- _Exercise materials_:
####

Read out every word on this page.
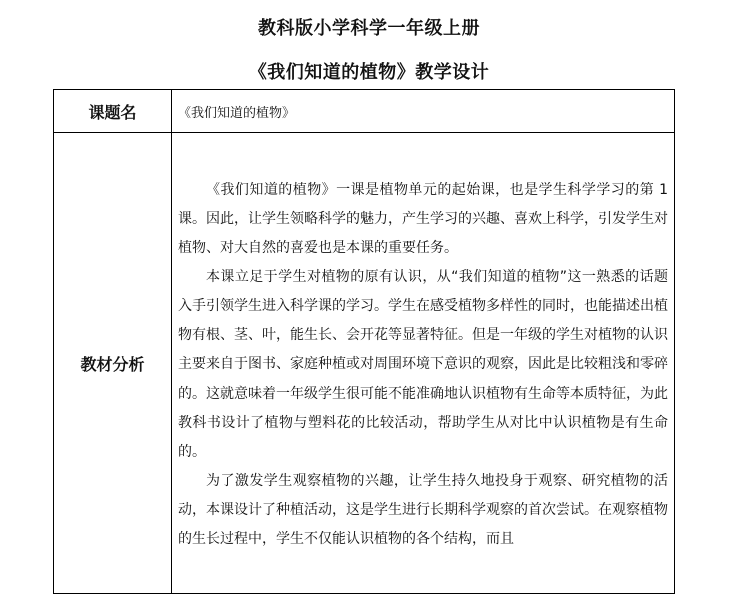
教科版小学科学一年级上册
《我们知道的植物》教学设计
课题名	《我们知道的植物》

教材分析	《我们知道的植物》一课是植物单元的起始课，也是学生科学学习的第 1 课。因此，让学生领略科学的魅力，产生学习的兴趣、喜欢上科学，引发学生对植物、对大自然的喜爱也是本课的重要任务。

本课立足于学生对植物的原有认识，从“我们知道的植物”这一熟悉的话题入手引领学生进入科学课的学习。学生在感受植物多样性的同时，也能描述出植物有根、茎、叶，能生长、会开花等显著特征。但是一年级的学生对植物的认识主要来自于图书、家庭种植或对周围环境下意识的观察，因此是比较粗浅和零碎的。这就意味着一年级学生很可能不能准确地认识植物有生命等本质特征，为此教科书设计了植物与塑料花的比较活动，帮助学生从对比中认识植物是有生命的。

为了激发学生观察植物的兴趣，让学生持久地投身于观察、研究植物的活动，本课设计了种植活动，这是学生进行长期科学观察的首次尝试。在观察植物的生长过程中，学生不仅能认识植物的各个结构，而且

####

- _Exercise aim_:
Repeat the records above verbatim, with no pictures in the result.

- _Problem solution_:
Read out every word on this page.
教科版小学科学一年级上册
《我们知道的植物》教学设计
课题名	《我们知道的植物》

教材分析	《我们知道的植物》一课是植物单元的起始课，也是学生科学学习的第 1 课。因此，让学生领略科学的魅力，产生学习的兴趣、喜欢上科学，引发学生对植物、对大自然的喜爱也是本课的重要任务。

本课立足于学生对植物的原有认识，从“我们知道的植物”这一熟悉的话题入手引领学生进入科学课的学习。学生在感受植物多样性的同时，也能描述出植物有根、茎、叶，能生长、会开花等显著特征。但是一年级的学生对植物的认识主要来自于图书、家庭种植或对周围环境下意识的观察，因此是比较粗浅和零碎的。这就意味着一年级学生很可能不能准确地认识植物有生命等本质特征，为此教科书设计了植物与塑料花的比较活动，帮助学生从对比中认识植物是有生命的。

为了激发学生观察植物的兴趣，让学生持久地投身于观察、研究植物的活动，本课设计了种植活动，这是学生进行长期科学观察的首次尝试。在观察植物的生长过程中，学生不仅能认识植物的各个结构，而且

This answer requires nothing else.